## PAGE TEXT
━━━━━━━━━━

Selenium deficiency promoted by climate change - ETHZ (2017)  | Ag Biotech News |

As a result of climate change, concentrations of the trace element selenium in soils are likely to decrease. Because the selenium content of crops may also be reduced, the risk of selenium deficiency could be increased in many regions of the world. This was shown by a recent study which used data-mining to model the global distribution of selenium. 

Selenium is an essential micronutrient obtained from dietary sources such as cereals. The selenium content of foodstuffs largely depends on concentrations in the soil: previous studies have shown that low selenium concentrations are associated with high pH and oxygen availability and low clay and soil organic carbon content. In Europe, as is known from regional studies, selenium-poor soils are found particularly in Germany, Denmark, Scotland, Finland and certain Balkan countries... 

Using data mining techniques – involving the assessment of datasets originally collected for other purposes – scientists... have now modelled global soil selenium concentrations. The sixteen datasets assessed (1994-2016) comprised a total of 33,241 soil data points. Analysis of selenium concentrations in the top 30 centimetres of soil, together with 26 environmental variables, indicated the dominant role of climate-soil interactions in controlling soil selenium distributions.

━━━━━━━━━━

## GIVEN DATA

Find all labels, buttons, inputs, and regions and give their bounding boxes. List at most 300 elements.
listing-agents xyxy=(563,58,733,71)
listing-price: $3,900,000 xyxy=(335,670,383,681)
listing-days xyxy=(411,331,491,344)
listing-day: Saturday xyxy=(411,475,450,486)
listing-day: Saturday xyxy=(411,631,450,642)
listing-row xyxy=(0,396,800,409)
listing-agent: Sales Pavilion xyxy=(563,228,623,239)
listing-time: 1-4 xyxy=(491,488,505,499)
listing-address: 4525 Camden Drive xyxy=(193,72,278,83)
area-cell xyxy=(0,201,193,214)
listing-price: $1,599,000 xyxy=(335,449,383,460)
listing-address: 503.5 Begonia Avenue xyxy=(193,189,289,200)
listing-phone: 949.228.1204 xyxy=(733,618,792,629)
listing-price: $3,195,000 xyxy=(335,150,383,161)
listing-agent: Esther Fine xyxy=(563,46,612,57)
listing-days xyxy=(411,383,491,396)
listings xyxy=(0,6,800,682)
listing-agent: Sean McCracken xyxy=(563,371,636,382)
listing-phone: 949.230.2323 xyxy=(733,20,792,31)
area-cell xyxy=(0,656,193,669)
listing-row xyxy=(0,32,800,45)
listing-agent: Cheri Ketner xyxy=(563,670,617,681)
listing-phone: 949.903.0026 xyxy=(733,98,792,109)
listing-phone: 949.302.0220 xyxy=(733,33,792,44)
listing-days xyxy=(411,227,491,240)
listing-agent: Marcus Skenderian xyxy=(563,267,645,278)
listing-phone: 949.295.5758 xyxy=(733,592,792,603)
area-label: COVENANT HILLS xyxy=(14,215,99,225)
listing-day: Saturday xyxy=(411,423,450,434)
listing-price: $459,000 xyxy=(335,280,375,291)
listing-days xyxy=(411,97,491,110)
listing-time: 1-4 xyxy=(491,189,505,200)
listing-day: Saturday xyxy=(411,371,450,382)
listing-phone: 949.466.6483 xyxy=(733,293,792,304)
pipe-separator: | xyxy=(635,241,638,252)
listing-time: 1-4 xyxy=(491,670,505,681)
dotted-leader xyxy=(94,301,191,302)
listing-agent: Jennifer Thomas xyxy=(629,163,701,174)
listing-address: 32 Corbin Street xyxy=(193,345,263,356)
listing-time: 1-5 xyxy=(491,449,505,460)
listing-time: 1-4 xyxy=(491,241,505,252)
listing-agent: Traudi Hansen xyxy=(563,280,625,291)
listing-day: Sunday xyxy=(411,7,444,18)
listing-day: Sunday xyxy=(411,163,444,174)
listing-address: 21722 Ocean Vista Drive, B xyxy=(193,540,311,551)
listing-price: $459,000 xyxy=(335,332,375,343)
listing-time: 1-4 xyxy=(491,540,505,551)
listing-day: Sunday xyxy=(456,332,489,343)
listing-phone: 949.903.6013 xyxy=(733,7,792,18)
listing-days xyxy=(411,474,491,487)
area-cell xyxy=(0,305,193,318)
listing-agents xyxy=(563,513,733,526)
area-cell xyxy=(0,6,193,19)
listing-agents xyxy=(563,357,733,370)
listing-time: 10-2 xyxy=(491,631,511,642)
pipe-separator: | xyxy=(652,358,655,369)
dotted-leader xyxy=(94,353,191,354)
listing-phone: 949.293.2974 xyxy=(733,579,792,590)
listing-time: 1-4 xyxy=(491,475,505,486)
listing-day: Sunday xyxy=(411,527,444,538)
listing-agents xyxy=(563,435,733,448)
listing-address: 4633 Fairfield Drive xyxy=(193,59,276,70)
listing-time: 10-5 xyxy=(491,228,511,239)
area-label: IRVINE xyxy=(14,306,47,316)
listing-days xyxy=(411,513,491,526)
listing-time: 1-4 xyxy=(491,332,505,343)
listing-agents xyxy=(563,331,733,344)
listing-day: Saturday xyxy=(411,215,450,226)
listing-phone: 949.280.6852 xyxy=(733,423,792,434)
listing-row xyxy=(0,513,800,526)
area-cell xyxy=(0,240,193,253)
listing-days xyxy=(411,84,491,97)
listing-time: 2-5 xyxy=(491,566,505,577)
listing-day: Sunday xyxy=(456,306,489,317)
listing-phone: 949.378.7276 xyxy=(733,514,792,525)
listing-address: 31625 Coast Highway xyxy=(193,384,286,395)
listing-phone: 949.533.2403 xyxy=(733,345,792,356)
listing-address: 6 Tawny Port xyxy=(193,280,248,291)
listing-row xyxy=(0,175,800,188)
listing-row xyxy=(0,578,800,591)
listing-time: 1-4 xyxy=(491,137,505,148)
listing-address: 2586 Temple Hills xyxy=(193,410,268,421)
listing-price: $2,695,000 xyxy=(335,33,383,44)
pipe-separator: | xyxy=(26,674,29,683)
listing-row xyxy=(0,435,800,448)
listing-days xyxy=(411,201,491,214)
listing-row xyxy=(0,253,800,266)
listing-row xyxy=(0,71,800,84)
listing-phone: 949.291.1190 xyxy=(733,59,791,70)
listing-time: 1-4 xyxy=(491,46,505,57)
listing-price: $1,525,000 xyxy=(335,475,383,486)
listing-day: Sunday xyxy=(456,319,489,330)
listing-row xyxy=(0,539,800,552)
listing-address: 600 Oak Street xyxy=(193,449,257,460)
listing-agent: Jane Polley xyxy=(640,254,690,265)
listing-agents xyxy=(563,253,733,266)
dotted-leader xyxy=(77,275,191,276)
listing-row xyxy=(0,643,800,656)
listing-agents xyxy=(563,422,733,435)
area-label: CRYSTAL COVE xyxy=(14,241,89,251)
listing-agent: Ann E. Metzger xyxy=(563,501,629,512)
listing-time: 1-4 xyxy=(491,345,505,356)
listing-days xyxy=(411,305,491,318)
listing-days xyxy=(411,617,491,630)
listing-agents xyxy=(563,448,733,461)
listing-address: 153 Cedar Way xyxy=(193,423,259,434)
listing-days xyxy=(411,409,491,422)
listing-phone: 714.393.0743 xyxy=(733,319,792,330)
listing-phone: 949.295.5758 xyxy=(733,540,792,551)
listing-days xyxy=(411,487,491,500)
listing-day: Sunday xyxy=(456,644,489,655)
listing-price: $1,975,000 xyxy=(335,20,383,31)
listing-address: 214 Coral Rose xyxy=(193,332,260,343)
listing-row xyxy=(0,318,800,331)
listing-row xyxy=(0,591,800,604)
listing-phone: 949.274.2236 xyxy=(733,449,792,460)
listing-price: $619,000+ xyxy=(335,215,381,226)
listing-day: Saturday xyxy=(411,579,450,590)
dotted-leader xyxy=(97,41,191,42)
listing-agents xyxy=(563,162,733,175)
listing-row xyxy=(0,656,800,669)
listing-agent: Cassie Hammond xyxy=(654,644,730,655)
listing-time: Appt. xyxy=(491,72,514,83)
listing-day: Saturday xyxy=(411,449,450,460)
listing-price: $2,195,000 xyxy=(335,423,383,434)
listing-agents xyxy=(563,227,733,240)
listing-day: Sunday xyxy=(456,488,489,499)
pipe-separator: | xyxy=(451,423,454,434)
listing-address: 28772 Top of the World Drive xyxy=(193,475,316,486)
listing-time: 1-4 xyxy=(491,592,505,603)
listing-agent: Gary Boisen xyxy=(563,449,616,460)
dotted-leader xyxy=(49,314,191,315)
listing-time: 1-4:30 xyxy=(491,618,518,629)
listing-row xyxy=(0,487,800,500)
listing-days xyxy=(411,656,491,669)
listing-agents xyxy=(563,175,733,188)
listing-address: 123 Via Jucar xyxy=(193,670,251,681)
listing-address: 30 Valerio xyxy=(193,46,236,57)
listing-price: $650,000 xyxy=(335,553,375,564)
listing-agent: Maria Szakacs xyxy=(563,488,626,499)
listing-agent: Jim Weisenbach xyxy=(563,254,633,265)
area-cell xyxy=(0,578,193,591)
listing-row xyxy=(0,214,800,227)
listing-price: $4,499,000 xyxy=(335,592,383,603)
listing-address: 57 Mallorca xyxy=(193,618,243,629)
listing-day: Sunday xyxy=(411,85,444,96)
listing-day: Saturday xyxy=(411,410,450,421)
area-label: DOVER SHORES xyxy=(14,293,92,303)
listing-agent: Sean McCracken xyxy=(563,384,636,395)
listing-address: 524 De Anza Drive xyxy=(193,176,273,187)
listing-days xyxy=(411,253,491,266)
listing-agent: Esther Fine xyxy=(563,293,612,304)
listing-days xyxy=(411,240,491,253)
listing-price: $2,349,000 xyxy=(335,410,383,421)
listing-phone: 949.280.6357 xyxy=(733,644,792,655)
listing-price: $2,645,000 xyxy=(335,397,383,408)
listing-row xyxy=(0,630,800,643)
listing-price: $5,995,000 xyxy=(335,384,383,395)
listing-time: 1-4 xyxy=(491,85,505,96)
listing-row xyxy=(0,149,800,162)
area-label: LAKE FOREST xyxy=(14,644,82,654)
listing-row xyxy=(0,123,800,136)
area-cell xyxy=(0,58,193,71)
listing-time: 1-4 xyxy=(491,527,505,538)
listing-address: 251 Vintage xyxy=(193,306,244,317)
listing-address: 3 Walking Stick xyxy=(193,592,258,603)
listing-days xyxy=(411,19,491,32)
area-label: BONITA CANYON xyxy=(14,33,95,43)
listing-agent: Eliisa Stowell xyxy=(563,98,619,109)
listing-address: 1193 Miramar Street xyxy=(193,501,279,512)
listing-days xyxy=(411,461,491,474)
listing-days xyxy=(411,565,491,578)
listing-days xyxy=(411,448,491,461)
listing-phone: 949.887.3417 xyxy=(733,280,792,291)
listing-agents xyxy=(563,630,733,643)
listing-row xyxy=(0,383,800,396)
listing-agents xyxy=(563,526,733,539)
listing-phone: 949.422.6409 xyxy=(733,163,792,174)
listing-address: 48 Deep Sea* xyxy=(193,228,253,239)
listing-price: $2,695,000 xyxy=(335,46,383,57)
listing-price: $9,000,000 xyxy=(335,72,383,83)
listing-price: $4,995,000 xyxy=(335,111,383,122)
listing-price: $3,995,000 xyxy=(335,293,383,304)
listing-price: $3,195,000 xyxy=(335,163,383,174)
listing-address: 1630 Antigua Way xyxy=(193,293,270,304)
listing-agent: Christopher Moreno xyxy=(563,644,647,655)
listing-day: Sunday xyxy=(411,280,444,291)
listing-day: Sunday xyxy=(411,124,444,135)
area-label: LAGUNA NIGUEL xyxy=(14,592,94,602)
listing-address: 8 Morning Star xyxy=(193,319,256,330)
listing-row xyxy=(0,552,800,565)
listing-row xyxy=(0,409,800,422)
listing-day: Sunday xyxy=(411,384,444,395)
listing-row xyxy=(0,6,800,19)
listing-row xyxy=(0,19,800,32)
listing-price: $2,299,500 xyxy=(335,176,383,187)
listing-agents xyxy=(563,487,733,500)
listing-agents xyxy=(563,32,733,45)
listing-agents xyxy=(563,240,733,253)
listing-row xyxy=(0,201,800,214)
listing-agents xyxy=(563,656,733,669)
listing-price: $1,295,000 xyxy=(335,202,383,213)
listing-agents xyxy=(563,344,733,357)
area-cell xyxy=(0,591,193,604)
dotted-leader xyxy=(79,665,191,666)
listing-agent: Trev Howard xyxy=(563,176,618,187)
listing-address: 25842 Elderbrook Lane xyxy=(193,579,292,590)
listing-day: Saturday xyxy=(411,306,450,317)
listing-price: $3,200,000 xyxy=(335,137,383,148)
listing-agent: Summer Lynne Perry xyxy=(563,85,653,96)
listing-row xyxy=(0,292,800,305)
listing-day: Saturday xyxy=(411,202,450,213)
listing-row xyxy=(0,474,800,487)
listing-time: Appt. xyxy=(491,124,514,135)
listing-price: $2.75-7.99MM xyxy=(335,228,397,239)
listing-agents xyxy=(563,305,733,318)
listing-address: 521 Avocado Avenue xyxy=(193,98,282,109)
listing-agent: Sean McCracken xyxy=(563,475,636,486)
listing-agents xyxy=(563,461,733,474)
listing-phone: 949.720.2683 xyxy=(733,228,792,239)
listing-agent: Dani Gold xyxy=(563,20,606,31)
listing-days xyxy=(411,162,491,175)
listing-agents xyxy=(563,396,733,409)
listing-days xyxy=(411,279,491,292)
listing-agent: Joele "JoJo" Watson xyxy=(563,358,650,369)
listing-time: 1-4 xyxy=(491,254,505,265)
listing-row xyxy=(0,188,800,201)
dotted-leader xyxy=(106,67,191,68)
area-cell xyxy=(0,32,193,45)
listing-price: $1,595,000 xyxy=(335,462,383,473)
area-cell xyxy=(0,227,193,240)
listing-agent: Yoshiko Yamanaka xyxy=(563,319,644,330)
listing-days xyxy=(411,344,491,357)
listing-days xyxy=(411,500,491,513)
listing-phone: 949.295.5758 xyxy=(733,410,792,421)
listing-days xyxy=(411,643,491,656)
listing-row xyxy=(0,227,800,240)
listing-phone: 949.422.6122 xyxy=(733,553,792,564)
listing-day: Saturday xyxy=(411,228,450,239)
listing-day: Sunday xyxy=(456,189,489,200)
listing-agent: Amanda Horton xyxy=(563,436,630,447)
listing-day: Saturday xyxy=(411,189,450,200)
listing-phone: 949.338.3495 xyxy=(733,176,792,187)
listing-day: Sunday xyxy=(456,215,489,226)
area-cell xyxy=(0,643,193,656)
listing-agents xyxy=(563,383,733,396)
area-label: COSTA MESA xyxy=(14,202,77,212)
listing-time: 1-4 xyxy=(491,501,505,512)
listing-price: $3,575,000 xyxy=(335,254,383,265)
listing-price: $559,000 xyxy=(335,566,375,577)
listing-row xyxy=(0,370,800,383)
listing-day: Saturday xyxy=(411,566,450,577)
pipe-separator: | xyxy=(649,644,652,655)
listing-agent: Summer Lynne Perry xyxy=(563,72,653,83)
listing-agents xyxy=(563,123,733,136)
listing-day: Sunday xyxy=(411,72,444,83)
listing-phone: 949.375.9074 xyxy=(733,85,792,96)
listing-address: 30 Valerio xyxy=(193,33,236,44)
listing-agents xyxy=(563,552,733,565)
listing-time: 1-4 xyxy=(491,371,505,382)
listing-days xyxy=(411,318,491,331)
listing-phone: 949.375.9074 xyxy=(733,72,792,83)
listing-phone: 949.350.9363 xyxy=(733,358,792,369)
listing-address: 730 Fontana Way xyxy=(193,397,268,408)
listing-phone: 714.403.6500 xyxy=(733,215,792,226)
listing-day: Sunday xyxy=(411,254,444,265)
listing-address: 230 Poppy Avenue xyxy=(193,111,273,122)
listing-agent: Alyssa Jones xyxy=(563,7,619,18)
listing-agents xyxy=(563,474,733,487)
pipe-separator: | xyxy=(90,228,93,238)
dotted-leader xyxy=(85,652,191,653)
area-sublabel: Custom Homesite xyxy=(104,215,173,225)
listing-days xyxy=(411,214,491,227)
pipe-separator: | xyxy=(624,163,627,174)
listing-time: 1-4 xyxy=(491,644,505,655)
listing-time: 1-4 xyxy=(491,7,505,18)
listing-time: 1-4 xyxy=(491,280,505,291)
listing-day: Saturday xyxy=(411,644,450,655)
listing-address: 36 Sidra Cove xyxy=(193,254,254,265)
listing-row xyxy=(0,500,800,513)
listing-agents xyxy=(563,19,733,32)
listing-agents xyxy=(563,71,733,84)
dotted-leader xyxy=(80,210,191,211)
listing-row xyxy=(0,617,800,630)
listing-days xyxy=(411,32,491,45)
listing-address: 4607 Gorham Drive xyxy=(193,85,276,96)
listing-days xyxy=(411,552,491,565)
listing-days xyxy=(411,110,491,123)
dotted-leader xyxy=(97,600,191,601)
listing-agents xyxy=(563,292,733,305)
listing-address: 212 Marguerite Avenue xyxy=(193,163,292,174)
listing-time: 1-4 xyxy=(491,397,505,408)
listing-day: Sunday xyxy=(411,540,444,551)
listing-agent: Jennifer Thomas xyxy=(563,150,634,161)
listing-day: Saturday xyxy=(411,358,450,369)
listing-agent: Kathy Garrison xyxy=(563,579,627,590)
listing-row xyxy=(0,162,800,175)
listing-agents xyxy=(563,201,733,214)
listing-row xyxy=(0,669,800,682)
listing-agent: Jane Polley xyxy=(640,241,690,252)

━━━━━━━━━━

## WHAT THIS TASK INVOLVES
Pick up the text on soil selenium and climate change after its last sentence and continue it. The material has no connection to the text on soil selenium and climate change.

## OUTPUT FOR THIS TASK
The main factors influencing soil selenium concentrations are precipitation and... aridity... Precipitation leads to leaching of selenium from the soil. At the same time, precipitation can have a positive effect on selenium concentrations since the oxygen content is lower in wet than in dry soils, which means that the selenium is less soluble... In addition, frequent precipitation leads to a low soil pH, which promotes the binding of negatively charged selenium to soil particles. Higher selenium concentrations are most likely to occur in areas with low to moderate precipitation and high clay content, while lower concentrations are found in arid areas with high pH and low clay content... 

The scientists modelled mean soil selenium concentrations for the periods 1980-1999 and 2080-2099. Under a moderate climate change scenario, selenium levels are predicted to increase in parts of Australia, China, India and Africa. Overall, however, selenium levels are expected to decrease: by the end of this century, 66% of croplands are predicted to lose selenium (mean decrease... 9%). Particularly affected are agricultural areas of Europe and India, China, southern South America, southern Africa and the south-western United States.

These losses could have implications for human health – at present, up to 1 billion people are thought to be affected by low dietary selenium intake... This study serves as an early warning for humanitarian organizations and the agro-industry. Fertilizers containing selenium could be used to combat selenium deficiency, as has been done in Finland... In addition, selenium additives could be used in animal feed. 

Selenium (Se) is essential for human health and has to be obtained from dietary sources. As an antioxidant, it scavenges free radicals, thus supporting the immune system. It is also required for the synthesis of numerous proteins. Up to 1 billion people are thought to be affected by low dietary selenium intake, which can cause cardiomyopathy. However, excessive intake of selenium can also be harmful, leading to vomiting, diarrhoea and liver damage.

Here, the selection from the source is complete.